TASK MATERIAL
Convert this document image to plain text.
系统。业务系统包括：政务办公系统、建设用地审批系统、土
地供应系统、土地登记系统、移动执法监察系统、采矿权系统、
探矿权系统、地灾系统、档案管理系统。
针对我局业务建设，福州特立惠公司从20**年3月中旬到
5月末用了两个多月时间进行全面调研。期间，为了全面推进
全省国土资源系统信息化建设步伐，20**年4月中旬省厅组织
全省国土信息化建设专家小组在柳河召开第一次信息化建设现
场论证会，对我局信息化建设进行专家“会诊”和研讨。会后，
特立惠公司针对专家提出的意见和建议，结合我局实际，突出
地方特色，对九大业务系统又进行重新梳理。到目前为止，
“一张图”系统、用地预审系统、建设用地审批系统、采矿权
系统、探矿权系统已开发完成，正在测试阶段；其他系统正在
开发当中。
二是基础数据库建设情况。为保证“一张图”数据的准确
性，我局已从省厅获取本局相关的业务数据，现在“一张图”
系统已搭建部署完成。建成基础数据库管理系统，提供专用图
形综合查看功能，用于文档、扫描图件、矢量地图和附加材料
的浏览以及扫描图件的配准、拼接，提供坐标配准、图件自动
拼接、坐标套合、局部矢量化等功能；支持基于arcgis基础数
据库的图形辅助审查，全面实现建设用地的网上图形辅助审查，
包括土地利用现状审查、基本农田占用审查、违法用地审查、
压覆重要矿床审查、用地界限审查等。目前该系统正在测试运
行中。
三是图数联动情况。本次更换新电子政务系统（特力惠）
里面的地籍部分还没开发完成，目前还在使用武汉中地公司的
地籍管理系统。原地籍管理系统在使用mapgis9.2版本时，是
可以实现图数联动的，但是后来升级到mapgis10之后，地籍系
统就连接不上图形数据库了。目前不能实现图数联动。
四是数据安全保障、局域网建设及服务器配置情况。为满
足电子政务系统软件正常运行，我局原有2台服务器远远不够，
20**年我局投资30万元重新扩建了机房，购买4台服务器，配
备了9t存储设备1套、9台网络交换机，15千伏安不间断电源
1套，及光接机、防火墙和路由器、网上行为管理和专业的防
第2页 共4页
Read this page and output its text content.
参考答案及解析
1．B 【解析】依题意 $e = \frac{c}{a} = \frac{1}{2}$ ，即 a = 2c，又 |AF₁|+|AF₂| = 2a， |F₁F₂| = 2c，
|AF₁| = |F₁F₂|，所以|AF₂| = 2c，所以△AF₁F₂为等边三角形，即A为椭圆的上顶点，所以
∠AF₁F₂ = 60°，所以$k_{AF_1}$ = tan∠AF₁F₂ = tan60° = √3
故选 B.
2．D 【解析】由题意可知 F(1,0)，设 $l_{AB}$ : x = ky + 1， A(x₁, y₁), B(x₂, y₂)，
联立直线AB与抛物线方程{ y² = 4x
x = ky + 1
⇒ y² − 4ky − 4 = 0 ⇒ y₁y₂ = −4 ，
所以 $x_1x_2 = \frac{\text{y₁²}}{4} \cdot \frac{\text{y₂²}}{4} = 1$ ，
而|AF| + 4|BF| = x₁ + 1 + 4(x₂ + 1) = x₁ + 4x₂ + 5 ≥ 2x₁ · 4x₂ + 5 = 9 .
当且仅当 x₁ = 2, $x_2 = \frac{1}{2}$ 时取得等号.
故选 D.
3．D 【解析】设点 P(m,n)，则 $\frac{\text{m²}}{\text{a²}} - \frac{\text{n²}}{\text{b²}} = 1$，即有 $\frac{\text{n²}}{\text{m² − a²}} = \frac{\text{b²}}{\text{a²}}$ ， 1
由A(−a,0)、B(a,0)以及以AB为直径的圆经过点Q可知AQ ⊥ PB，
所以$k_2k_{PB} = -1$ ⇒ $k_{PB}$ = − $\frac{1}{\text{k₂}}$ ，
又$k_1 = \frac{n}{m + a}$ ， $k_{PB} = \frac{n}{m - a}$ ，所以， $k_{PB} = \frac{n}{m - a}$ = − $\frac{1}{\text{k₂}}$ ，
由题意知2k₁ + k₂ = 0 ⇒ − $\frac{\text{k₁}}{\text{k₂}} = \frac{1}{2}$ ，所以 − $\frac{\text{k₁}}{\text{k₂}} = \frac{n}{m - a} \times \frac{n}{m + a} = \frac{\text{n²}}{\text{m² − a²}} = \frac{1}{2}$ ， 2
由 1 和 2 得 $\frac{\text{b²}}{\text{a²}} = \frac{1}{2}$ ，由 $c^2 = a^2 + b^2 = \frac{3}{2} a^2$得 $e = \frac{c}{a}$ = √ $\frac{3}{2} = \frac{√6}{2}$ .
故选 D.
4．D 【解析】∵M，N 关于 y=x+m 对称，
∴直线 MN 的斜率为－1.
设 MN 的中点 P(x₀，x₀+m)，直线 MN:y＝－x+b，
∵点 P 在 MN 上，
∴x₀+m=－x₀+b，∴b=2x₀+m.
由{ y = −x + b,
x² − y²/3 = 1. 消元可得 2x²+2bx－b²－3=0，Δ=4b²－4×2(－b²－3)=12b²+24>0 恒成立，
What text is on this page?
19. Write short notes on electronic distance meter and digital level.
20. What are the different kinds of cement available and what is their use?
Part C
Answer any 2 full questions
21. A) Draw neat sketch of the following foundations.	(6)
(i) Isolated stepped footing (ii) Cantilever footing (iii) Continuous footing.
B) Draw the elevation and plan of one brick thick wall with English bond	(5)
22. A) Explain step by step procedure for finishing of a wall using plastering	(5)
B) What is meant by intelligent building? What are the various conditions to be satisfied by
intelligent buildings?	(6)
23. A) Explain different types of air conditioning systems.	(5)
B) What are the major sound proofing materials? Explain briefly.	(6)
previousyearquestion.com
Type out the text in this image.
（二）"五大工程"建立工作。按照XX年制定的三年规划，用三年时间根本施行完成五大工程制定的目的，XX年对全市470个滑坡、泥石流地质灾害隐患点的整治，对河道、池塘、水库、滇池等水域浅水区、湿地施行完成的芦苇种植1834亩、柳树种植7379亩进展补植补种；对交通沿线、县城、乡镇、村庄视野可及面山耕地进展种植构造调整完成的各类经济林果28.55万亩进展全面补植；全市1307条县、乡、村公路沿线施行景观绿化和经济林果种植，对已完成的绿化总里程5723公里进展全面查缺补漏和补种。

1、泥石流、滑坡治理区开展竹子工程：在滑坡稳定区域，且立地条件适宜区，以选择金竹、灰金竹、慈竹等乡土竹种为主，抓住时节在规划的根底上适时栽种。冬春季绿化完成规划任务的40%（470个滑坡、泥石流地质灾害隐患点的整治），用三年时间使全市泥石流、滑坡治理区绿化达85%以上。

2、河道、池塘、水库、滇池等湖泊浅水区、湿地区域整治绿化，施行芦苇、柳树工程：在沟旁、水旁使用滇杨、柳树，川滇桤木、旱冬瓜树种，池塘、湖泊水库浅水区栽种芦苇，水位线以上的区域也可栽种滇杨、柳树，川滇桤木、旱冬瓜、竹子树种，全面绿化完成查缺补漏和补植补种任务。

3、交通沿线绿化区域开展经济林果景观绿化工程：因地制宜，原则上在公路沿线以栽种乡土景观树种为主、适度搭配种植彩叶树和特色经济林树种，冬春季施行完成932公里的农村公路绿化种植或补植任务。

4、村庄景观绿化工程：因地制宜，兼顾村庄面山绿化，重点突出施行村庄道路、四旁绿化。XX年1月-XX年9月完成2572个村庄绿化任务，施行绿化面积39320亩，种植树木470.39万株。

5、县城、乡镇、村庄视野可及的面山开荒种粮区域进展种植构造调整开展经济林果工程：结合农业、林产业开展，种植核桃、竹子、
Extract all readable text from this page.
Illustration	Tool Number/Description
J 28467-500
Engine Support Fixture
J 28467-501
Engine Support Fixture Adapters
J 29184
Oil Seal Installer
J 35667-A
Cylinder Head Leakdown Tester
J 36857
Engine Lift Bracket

REQUIRED TASK
Select every line in the records above that contains the word "Fixture".

ANSWER FOR THE TASK
Engine Support Fixture
Engine Support Fixture Adapters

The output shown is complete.